**Collected data:**
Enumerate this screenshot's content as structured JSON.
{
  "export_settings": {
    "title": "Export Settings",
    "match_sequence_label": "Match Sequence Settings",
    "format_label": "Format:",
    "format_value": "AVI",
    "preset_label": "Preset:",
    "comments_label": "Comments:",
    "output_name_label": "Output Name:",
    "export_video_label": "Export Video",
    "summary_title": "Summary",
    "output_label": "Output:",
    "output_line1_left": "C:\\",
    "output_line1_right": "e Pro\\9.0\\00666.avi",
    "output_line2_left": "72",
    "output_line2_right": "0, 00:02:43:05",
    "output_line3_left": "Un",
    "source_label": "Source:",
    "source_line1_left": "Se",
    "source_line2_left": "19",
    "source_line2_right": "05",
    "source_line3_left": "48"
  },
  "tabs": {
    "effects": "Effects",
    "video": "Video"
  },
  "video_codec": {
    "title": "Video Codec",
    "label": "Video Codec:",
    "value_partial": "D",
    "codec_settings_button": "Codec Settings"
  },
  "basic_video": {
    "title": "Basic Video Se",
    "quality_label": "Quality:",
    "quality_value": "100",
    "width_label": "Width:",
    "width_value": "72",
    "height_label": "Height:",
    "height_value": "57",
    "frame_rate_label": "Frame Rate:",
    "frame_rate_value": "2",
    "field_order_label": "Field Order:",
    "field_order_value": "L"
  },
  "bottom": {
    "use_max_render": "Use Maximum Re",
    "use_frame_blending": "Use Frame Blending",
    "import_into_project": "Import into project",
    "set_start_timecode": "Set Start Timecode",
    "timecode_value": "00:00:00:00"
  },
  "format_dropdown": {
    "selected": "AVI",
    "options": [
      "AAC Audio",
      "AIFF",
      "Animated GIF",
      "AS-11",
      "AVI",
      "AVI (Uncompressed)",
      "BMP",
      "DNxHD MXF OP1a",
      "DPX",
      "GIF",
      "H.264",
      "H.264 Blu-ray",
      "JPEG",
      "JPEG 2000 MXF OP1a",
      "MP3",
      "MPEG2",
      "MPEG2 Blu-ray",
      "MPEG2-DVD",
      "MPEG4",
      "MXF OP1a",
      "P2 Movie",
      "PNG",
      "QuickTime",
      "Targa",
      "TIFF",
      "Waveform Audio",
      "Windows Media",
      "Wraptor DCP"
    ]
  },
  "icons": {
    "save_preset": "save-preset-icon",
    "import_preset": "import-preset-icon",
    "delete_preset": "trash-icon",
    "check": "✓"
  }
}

**TASK PROMPT:** Write out every entry above, word for word.

**TASK SOLUTION:**
Enumerate this screenshot's content as structured JSON.
{
  "export_settings": {
    "title": "Export Settings",
    "match_sequence_label": "Match Sequence Settings",
    "format_label": "Format:",
    "format_value": "AVI",
    "preset_label": "Preset:",
    "comments_label": "Comments:",
    "output_name_label": "Output Name:",
    "export_video_label": "Export Video",
    "summary_title": "Summary",
    "output_label": "Output:",
    "output_line1_left": "C:\\",
    "output_line1_right": "e Pro\\9.0\\00666.avi",
    "output_line2_left": "72",
    "output_line2_right": "0, 00:02:43:05",
    "output_line3_left": "Un",
    "source_label": "Source:",
    "source_line1_left": "Se",
    "source_line2_left": "19",
    "source_line2_right": "05",
    "source_line3_left": "48"
  },
  "tabs": {
    "effects": "Effects",
    "video": "Video"
  },
  "video_codec": {
    "title": "Video Codec",
    "label": "Video Codec:",
    "value_partial": "D",
    "codec_settings_button": "Codec Settings"
  },
  "basic_video": {
    "title": "Basic Video Se",
    "quality_label": "Quality:",
    "quality_value": "100",
    "width_label": "Width:",
    "width_value": "72",
    "height_label": "Height:",
    "height_value": "57",
    "frame_rate_label": "Frame Rate:",
    "frame_rate_value": "2",
    "field_order_label": "Field Order:",
    "field_order_value": "L"
  },
  "bottom": {
    "use_max_render": "Use Maximum Re",
    "use_frame_blending": "Use Frame Blending",
    "import_into_project": "Import into project",
    "set_start_timecode": "Set Start Timecode",
    "timecode_value": "00:00:00:00"
  },
  "format_dropdown": {
    "selected": "AVI",
    "options": [
      "AAC Audio",
      "AIFF",
      "Animated GIF",
      "AS-11",
      "AVI",
      "AVI (Uncompressed)",
      "BMP",
      "DNxHD MXF OP1a",
      "DPX",
      "GIF",
      "H.264",
      "H.264 Blu-ray",
      "JPEG",
      "JPEG 2000 MXF OP1a",
      "MP3",
      "MPEG2",
      "MPEG2 Blu-ray",
      "MPEG2-DVD",
      "MPEG4",
      "MXF OP1a",
      "P2 Movie",
      "PNG",
      "QuickTime",
      "Targa",
      "TIFF",
      "Waveform Audio",
      "Windows Media",
      "Wraptor DCP"
    ]
  },
  "icons": {
    "save_preset": "save-preset-icon",
    "import_preset": "import-preset-icon",
    "delete_preset": "trash-icon",
    "check": "✓"
  }
}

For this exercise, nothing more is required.